--- Activity ---
Could you please retype all of the records exactly, skipping any pictures?

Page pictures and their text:
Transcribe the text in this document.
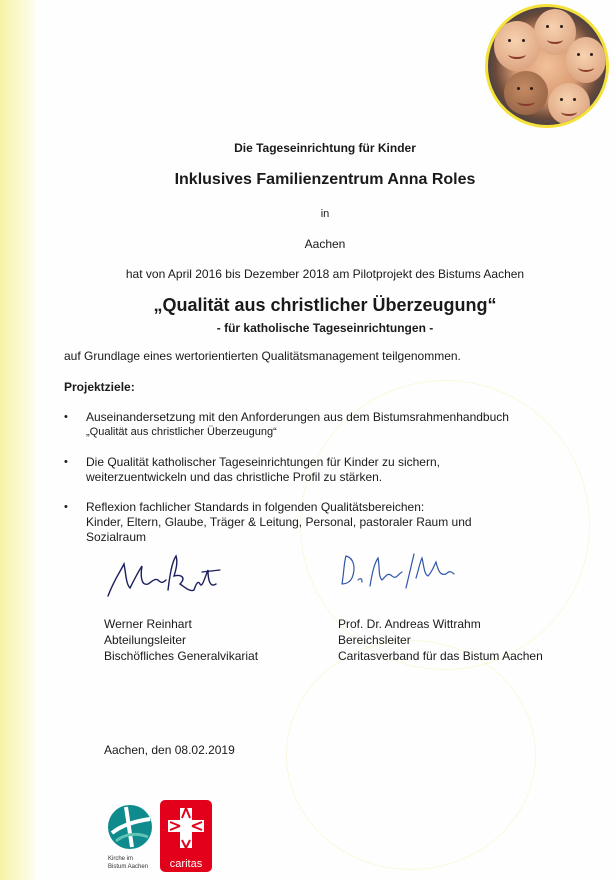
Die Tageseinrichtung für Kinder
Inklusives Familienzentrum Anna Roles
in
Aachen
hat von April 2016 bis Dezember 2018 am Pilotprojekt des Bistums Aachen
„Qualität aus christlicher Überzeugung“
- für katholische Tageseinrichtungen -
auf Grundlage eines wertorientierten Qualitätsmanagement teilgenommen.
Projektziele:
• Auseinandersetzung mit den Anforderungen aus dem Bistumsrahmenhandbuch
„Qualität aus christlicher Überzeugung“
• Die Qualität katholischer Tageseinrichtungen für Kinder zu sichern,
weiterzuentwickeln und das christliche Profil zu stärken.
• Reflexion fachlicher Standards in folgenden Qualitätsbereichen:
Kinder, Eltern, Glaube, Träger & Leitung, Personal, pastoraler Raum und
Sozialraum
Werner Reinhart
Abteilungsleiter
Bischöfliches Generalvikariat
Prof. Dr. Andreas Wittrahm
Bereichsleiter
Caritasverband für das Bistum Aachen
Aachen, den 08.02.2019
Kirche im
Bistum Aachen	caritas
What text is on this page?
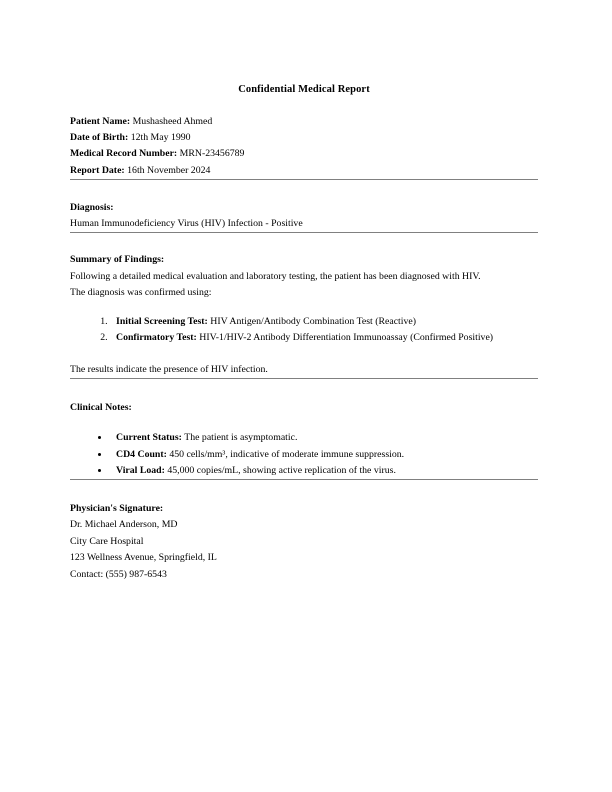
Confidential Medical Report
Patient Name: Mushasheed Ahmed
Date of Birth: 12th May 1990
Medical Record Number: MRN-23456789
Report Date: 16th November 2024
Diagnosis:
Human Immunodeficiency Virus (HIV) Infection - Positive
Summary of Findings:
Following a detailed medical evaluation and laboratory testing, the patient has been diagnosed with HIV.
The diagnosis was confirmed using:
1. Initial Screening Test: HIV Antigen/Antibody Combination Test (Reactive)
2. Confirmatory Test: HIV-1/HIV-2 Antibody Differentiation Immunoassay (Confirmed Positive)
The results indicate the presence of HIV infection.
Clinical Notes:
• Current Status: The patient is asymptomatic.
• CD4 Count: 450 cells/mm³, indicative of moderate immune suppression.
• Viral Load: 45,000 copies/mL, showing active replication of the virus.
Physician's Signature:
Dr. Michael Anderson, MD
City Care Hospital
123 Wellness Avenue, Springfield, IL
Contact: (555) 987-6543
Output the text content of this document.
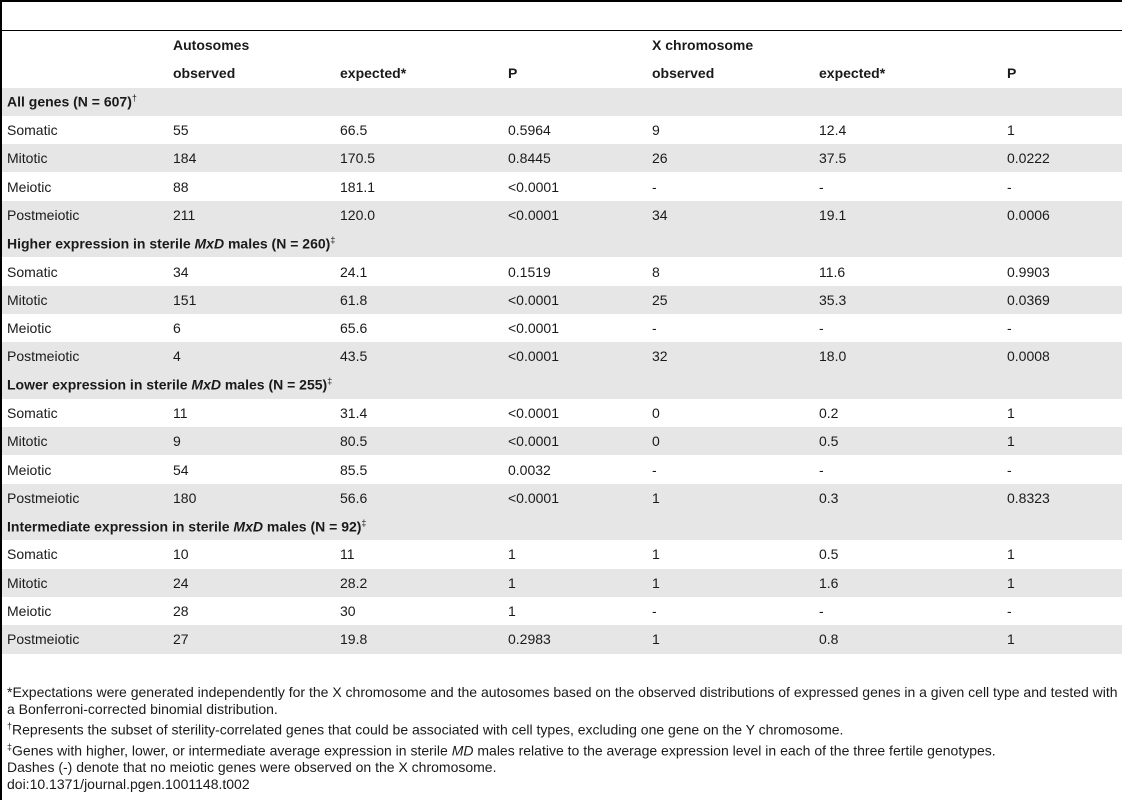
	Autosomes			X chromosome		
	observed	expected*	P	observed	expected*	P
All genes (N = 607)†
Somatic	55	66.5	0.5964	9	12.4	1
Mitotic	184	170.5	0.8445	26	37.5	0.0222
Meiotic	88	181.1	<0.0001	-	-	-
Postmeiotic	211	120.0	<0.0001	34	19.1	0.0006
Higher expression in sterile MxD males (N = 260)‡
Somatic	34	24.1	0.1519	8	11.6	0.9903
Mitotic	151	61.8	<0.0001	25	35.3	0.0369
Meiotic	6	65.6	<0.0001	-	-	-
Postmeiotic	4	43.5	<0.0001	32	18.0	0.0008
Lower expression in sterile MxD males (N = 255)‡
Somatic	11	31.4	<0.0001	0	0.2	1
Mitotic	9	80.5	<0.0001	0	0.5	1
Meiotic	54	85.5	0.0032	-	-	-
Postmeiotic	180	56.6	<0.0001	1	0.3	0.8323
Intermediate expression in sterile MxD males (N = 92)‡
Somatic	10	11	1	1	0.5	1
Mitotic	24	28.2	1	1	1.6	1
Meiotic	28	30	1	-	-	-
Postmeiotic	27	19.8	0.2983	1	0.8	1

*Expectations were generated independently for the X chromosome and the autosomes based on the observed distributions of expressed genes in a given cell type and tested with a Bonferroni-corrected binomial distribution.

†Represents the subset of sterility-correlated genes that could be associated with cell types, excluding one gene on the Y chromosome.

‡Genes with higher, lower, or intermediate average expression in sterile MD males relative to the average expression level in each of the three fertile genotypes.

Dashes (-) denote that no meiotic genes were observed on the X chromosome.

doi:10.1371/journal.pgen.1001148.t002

--- Response to this exercise ---
Transcribe the text in this document.
Die Tageseinrichtung für Kinder
Inklusives Familienzentrum Anna Roles
in
Aachen
hat von April 2016 bis Dezember 2018 am Pilotprojekt des Bistums Aachen
„Qualität aus christlicher Überzeugung“
- für katholische Tageseinrichtungen -
auf Grundlage eines wertorientierten Qualitätsmanagement teilgenommen.
Projektziele:
• Auseinandersetzung mit den Anforderungen aus dem Bistumsrahmenhandbuch
„Qualität aus christlicher Überzeugung“
• Die Qualität katholischer Tageseinrichtungen für Kinder zu sichern,
weiterzuentwickeln und das christliche Profil zu stärken.
• Reflexion fachlicher Standards in folgenden Qualitätsbereichen:
Kinder, Eltern, Glaube, Träger & Leitung, Personal, pastoraler Raum und
Sozialraum
Werner Reinhart
Abteilungsleiter
Bischöfliches Generalvikariat
Prof. Dr. Andreas Wittrahm
Bereichsleiter
Caritasverband für das Bistum Aachen
Aachen, den 08.02.2019
Kirche im
Bistum Aachen	caritas
What text is on this page?
Confidential Medical Report
Patient Name: Mushasheed Ahmed
Date of Birth: 12th May 1990
Medical Record Number: MRN-23456789
Report Date: 16th November 2024
Diagnosis:
Human Immunodeficiency Virus (HIV) Infection - Positive
Summary of Findings:
Following a detailed medical evaluation and laboratory testing, the patient has been diagnosed with HIV.
The diagnosis was confirmed using:
1. Initial Screening Test: HIV Antigen/Antibody Combination Test (Reactive)
2. Confirmatory Test: HIV-1/HIV-2 Antibody Differentiation Immunoassay (Confirmed Positive)
The results indicate the presence of HIV infection.
Clinical Notes:
• Current Status: The patient is asymptomatic.
• CD4 Count: 450 cells/mm³, indicative of moderate immune suppression.
• Viral Load: 45,000 copies/mL, showing active replication of the virus.
Physician's Signature:
Dr. Michael Anderson, MD
City Care Hospital
123 Wellness Avenue, Springfield, IL
Contact: (555) 987-6543
Output the text content of this document.
	Autosomes			X chromosome		
	observed	expected*	P	observed	expected*	P
All genes (N = 607)†
Somatic	55	66.5	0.5964	9	12.4	1
Mitotic	184	170.5	0.8445	26	37.5	0.0222
Meiotic	88	181.1	<0.0001	-	-	-
Postmeiotic	211	120.0	<0.0001	34	19.1	0.0006
Higher expression in sterile MxD males (N = 260)‡
Somatic	34	24.1	0.1519	8	11.6	0.9903
Mitotic	151	61.8	<0.0001	25	35.3	0.0369
Meiotic	6	65.6	<0.0001	-	-	-
Postmeiotic	4	43.5	<0.0001	32	18.0	0.0008
Lower expression in sterile MxD males (N = 255)‡
Somatic	11	31.4	<0.0001	0	0.2	1
Mitotic	9	80.5	<0.0001	0	0.5	1
Meiotic	54	85.5	0.0032	-	-	-
Postmeiotic	180	56.6	<0.0001	1	0.3	0.8323
Intermediate expression in sterile MxD males (N = 92)‡
Somatic	10	11	1	1	0.5	1
Mitotic	24	28.2	1	1	1.6	1
Meiotic	28	30	1	-	-	-
Postmeiotic	27	19.8	0.2983	1	0.8	1

*Expectations were generated independently for the X chromosome and the autosomes based on the observed distributions of expressed genes in a given cell type and tested with a Bonferroni-corrected binomial distribution.

†Represents the subset of sterility-correlated genes that could be associated with cell types, excluding one gene on the Y chromosome.

‡Genes with higher, lower, or intermediate average expression in sterile MD males relative to the average expression level in each of the three fertile genotypes.

Dashes (-) denote that no meiotic genes were observed on the X chromosome.

doi:10.1371/journal.pgen.1001148.t002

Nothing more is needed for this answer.